### Problem statement
Type out all the records word for word. Any pictures are to be left out.

### Given records
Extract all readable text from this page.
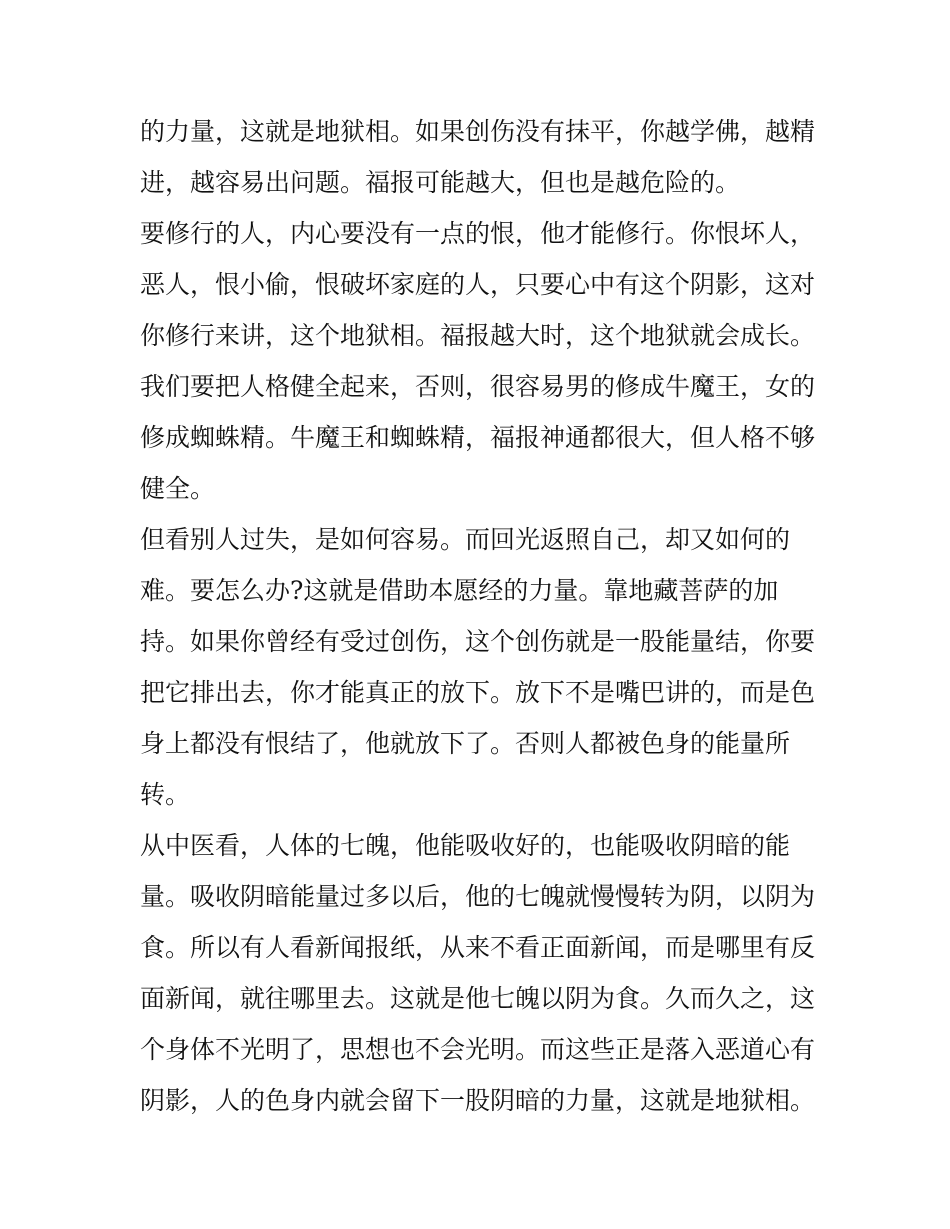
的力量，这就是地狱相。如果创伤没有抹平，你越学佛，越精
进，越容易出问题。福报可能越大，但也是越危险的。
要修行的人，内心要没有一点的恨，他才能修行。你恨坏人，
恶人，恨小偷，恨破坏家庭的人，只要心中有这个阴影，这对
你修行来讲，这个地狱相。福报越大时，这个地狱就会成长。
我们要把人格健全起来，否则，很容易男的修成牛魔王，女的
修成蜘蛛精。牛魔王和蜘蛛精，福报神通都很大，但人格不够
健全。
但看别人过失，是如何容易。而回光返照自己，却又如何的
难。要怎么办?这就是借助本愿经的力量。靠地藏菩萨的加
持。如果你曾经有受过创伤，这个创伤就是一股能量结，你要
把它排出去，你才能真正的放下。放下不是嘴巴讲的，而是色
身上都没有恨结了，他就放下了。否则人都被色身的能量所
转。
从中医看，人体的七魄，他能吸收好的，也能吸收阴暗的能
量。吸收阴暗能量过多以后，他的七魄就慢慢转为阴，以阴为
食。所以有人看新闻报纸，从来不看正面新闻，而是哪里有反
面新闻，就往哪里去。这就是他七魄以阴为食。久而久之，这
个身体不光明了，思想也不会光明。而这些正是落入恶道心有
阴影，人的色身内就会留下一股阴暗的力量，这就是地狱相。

### Task answer
Extract all readable text from this page.
的力量，这就是地狱相。如果创伤没有抹平，你越学佛，越精
进，越容易出问题。福报可能越大，但也是越危险的。
要修行的人，内心要没有一点的恨，他才能修行。你恨坏人，
恶人，恨小偷，恨破坏家庭的人，只要心中有这个阴影，这对
你修行来讲，这个地狱相。福报越大时，这个地狱就会成长。
我们要把人格健全起来，否则，很容易男的修成牛魔王，女的
修成蜘蛛精。牛魔王和蜘蛛精，福报神通都很大，但人格不够
健全。
但看别人过失，是如何容易。而回光返照自己，却又如何的
难。要怎么办?这就是借助本愿经的力量。靠地藏菩萨的加
持。如果你曾经有受过创伤，这个创伤就是一股能量结，你要
把它排出去，你才能真正的放下。放下不是嘴巴讲的，而是色
身上都没有恨结了，他就放下了。否则人都被色身的能量所
转。
从中医看，人体的七魄，他能吸收好的，也能吸收阴暗的能
量。吸收阴暗能量过多以后，他的七魄就慢慢转为阴，以阴为
食。所以有人看新闻报纸，从来不看正面新闻，而是哪里有反
面新闻，就往哪里去。这就是他七魄以阴为食。久而久之，这
个身体不光明了，思想也不会光明。而这些正是落入恶道心有
阴影，人的色身内就会留下一股阴暗的力量，这就是地狱相。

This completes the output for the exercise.